What is required: Below are the records; copy each line in them that holds the word "该节目把舞蹈与国画相结合".

· · · ·

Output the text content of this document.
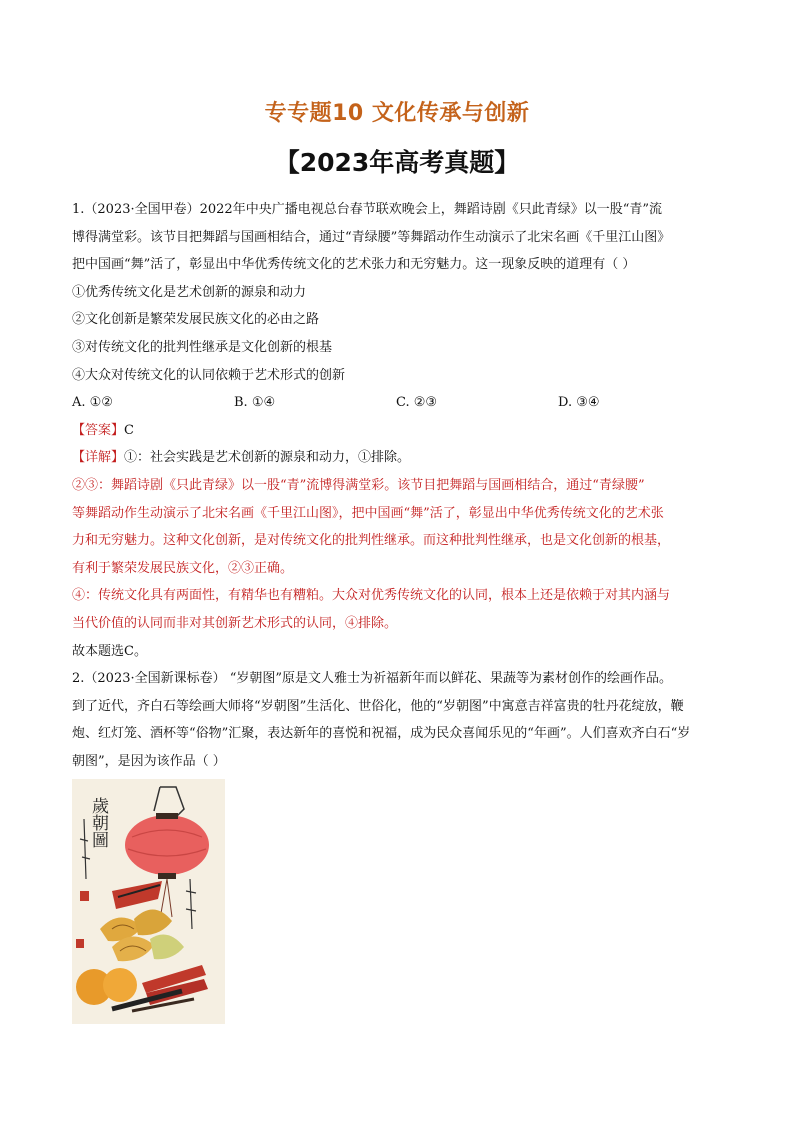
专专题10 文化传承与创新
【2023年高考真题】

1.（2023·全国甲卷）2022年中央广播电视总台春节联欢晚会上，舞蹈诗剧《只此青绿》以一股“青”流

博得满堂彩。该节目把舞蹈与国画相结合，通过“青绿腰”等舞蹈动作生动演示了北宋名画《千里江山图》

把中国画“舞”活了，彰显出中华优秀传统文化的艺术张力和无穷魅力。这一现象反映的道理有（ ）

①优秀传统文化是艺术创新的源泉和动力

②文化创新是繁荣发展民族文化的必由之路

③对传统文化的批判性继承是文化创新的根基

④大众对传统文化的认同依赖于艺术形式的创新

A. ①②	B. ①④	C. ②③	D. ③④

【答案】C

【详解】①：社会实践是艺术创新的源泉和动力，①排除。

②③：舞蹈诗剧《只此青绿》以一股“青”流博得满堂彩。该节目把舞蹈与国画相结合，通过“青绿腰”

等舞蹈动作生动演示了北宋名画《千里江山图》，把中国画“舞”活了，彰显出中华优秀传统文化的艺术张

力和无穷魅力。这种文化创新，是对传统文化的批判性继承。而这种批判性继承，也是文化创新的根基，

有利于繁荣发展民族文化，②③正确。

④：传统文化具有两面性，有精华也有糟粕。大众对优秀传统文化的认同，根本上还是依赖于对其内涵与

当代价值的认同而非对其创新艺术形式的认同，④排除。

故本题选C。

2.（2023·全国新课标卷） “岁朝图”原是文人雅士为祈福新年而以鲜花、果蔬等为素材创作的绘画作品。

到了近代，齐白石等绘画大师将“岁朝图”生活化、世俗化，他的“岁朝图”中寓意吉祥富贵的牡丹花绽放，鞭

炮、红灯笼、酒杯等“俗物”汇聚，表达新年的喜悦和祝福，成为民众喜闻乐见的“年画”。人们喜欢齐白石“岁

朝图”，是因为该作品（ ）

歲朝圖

· · · ·

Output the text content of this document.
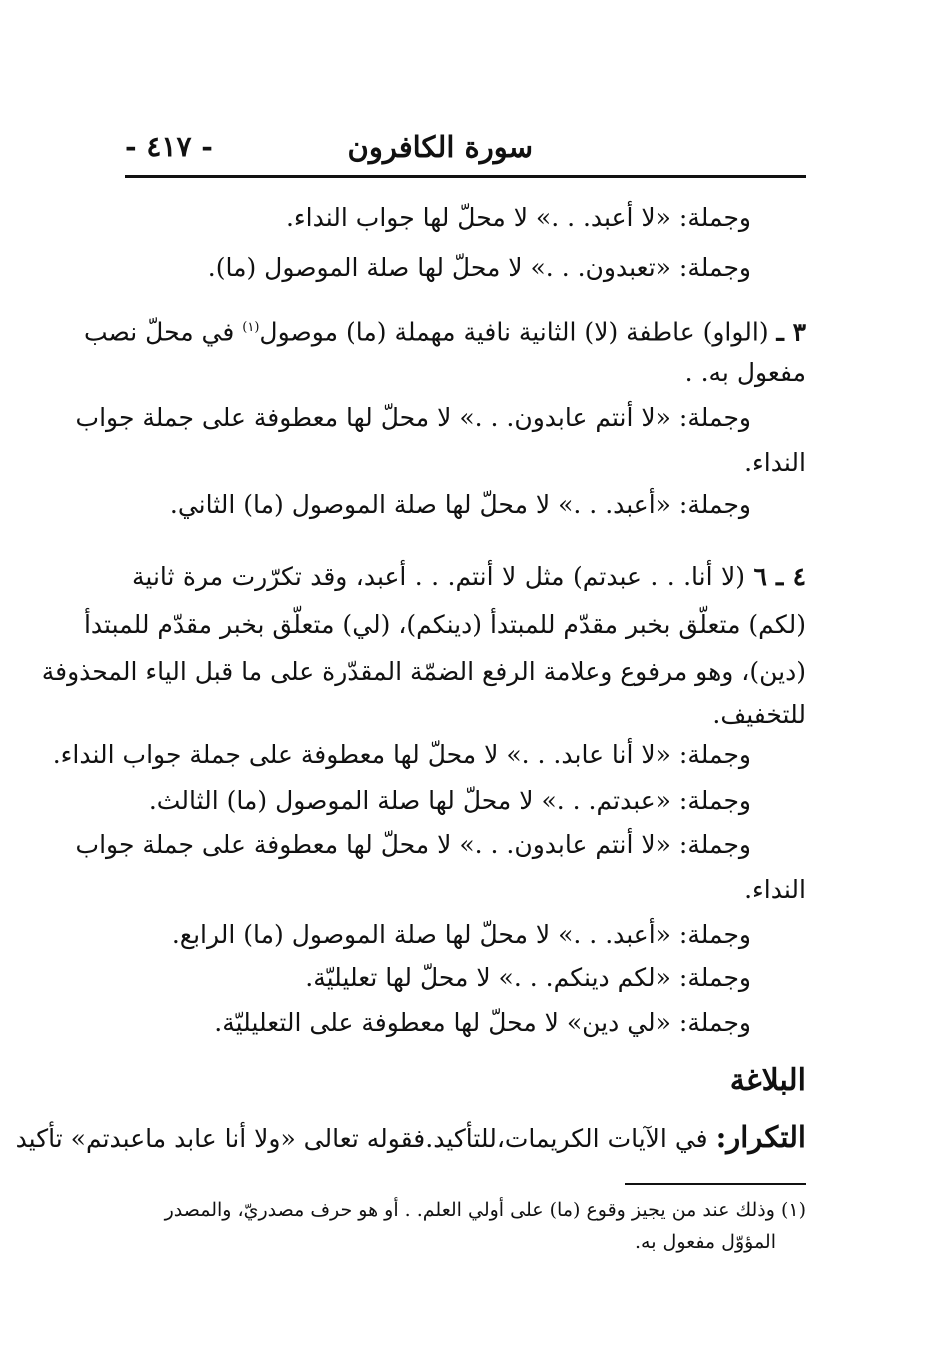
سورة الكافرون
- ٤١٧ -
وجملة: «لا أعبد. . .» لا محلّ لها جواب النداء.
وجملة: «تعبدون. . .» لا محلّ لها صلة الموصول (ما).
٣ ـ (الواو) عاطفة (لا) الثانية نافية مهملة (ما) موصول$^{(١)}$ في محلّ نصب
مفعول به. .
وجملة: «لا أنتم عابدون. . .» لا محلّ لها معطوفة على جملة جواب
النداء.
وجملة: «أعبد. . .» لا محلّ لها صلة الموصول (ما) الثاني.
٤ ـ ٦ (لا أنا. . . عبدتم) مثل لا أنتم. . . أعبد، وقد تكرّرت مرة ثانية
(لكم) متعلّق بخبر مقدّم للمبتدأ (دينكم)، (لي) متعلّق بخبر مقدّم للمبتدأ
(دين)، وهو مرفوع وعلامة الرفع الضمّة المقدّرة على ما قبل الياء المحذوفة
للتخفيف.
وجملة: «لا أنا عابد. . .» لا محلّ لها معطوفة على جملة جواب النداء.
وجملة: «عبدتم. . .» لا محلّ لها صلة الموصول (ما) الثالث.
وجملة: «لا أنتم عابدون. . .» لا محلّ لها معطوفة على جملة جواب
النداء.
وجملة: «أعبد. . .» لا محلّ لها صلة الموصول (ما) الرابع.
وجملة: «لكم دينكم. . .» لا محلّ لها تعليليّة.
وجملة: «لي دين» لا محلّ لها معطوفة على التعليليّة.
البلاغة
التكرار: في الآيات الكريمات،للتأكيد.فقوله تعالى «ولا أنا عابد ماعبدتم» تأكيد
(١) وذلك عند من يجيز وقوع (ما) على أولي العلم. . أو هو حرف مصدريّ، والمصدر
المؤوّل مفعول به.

· · · ·

Exercise output:
博得满堂彩。该节目把舞蹈与国画相结合，通过“青绿腰”等舞蹈动作生动演示了北宋名画《千里江山图》
②③：舞蹈诗剧《只此青绿》以一股“青”流博得满堂彩。该节目把舞蹈与国画相结合，通过“青绿腰”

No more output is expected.